>> BEGIN Dataset extract

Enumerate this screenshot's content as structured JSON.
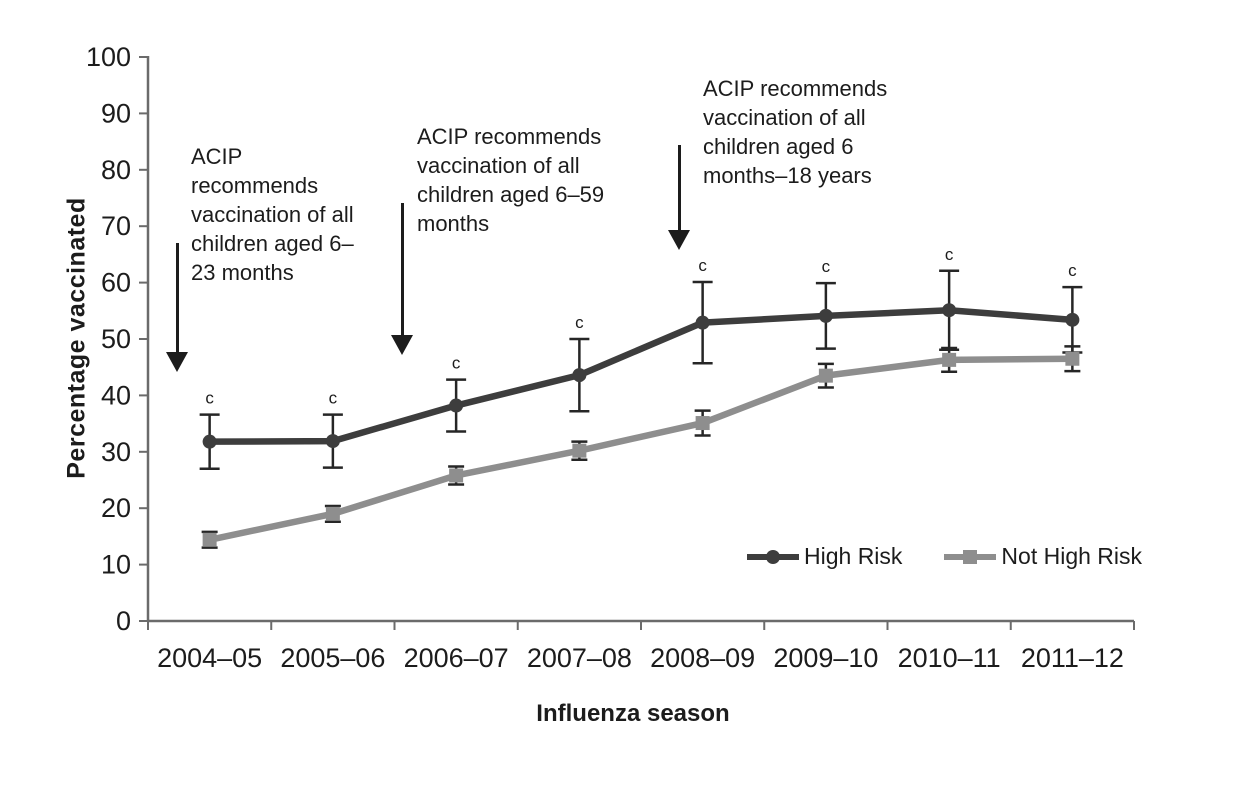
{
  "axes": {
    "y_title": "Percentage vaccinated",
    "x_title": "Influenza season",
    "y_ticks": [
      0,
      10,
      20,
      30,
      40,
      50,
      60,
      70,
      80,
      90,
      100
    ]
  },
  "annotations": [
    {
      "text": "ACIP\nrecommends\nvaccination of all\nchildren aged 6–\n23 months",
      "points_to_season": "2004–05"
    },
    {
      "text": "ACIP recommends\nvaccination of all\nchildren aged 6–59\nmonths",
      "points_to_season": "2006–07"
    },
    {
      "text": "ACIP recommends\nvaccination of all\nchildren aged 6\nmonths–18 years",
      "points_to_season": "2008–09"
    }
  ],
  "significance_marker": "c",
  "colors": {
    "high_risk": "#3d3d3d",
    "not_high_risk": "#8e8e8e",
    "error_bar": "#262626",
    "axis": "#6b6b6b",
    "text": "#1c1c1c"
  },
  "chart_data": {
    "type": "line",
    "title": "",
    "xlabel": "Influenza season",
    "ylabel": "Percentage vaccinated",
    "ylim": [
      0,
      100
    ],
    "y_tick_step": 10,
    "grid": false,
    "legend_position": "inside-lower-right",
    "categories": [
      "2004–05",
      "2005–06",
      "2006–07",
      "2007–08",
      "2008–09",
      "2009–10",
      "2010–11",
      "2011–12"
    ],
    "series": [
      {
        "name": "High Risk",
        "marker": "circle",
        "color": "#3d3d3d",
        "values": [
          31.8,
          31.9,
          38.2,
          43.6,
          52.9,
          54.1,
          55.1,
          53.4
        ],
        "error": [
          4.8,
          4.7,
          4.6,
          6.4,
          7.2,
          5.8,
          7.0,
          5.8
        ],
        "point_labels": [
          "c",
          "c",
          "c",
          "c",
          "c",
          "c",
          "c",
          "c"
        ]
      },
      {
        "name": "Not High Risk",
        "marker": "square",
        "color": "#8e8e8e",
        "values": [
          14.4,
          19.0,
          25.8,
          30.2,
          35.1,
          43.5,
          46.3,
          46.5
        ],
        "error": [
          1.4,
          1.4,
          1.6,
          1.6,
          2.2,
          2.1,
          2.1,
          2.2
        ],
        "point_labels": []
      }
    ]
  }
}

>> END Dataset extract

Give all the entries again exactly, dropping each picture.

Enumerate this screenshot's content as structured JSON.
{
  "axes": {
    "y_title": "Percentage vaccinated",
    "x_title": "Influenza season",
    "y_ticks": [
      0,
      10,
      20,
      30,
      40,
      50,
      60,
      70,
      80,
      90,
      100
    ]
  },
  "annotations": [
    {
      "text": "ACIP\nrecommends\nvaccination of all\nchildren aged 6–\n23 months",
      "points_to_season": "2004–05"
    },
    {
      "text": "ACIP recommends\nvaccination of all\nchildren aged 6–59\nmonths",
      "points_to_season": "2006–07"
    },
    {
      "text": "ACIP recommends\nvaccination of all\nchildren aged 6\nmonths–18 years",
      "points_to_season": "2008–09"
    }
  ],
  "significance_marker": "c",
  "colors": {
    "high_risk": "#3d3d3d",
    "not_high_risk": "#8e8e8e",
    "error_bar": "#262626",
    "axis": "#6b6b6b",
    "text": "#1c1c1c"
  },
  "chart_data": {
    "type": "line",
    "title": "",
    "xlabel": "Influenza season",
    "ylabel": "Percentage vaccinated",
    "ylim": [
      0,
      100
    ],
    "y_tick_step": 10,
    "grid": false,
    "legend_position": "inside-lower-right",
    "categories": [
      "2004–05",
      "2005–06",
      "2006–07",
      "2007–08",
      "2008–09",
      "2009–10",
      "2010–11",
      "2011–12"
    ],
    "series": [
      {
        "name": "High Risk",
        "marker": "circle",
        "color": "#3d3d3d",
        "values": [
          31.8,
          31.9,
          38.2,
          43.6,
          52.9,
          54.1,
          55.1,
          53.4
        ],
        "error": [
          4.8,
          4.7,
          4.6,
          6.4,
          7.2,
          5.8,
          7.0,
          5.8
        ],
        "point_labels": [
          "c",
          "c",
          "c",
          "c",
          "c",
          "c",
          "c",
          "c"
        ]
      },
      {
        "name": "Not High Risk",
        "marker": "square",
        "color": "#8e8e8e",
        "values": [
          14.4,
          19.0,
          25.8,
          30.2,
          35.1,
          43.5,
          46.3,
          46.5
        ],
        "error": [
          1.4,
          1.4,
          1.6,
          1.6,
          2.2,
          2.1,
          2.1,
          2.2
        ],
        "point_labels": []
      }
    ]
  }
}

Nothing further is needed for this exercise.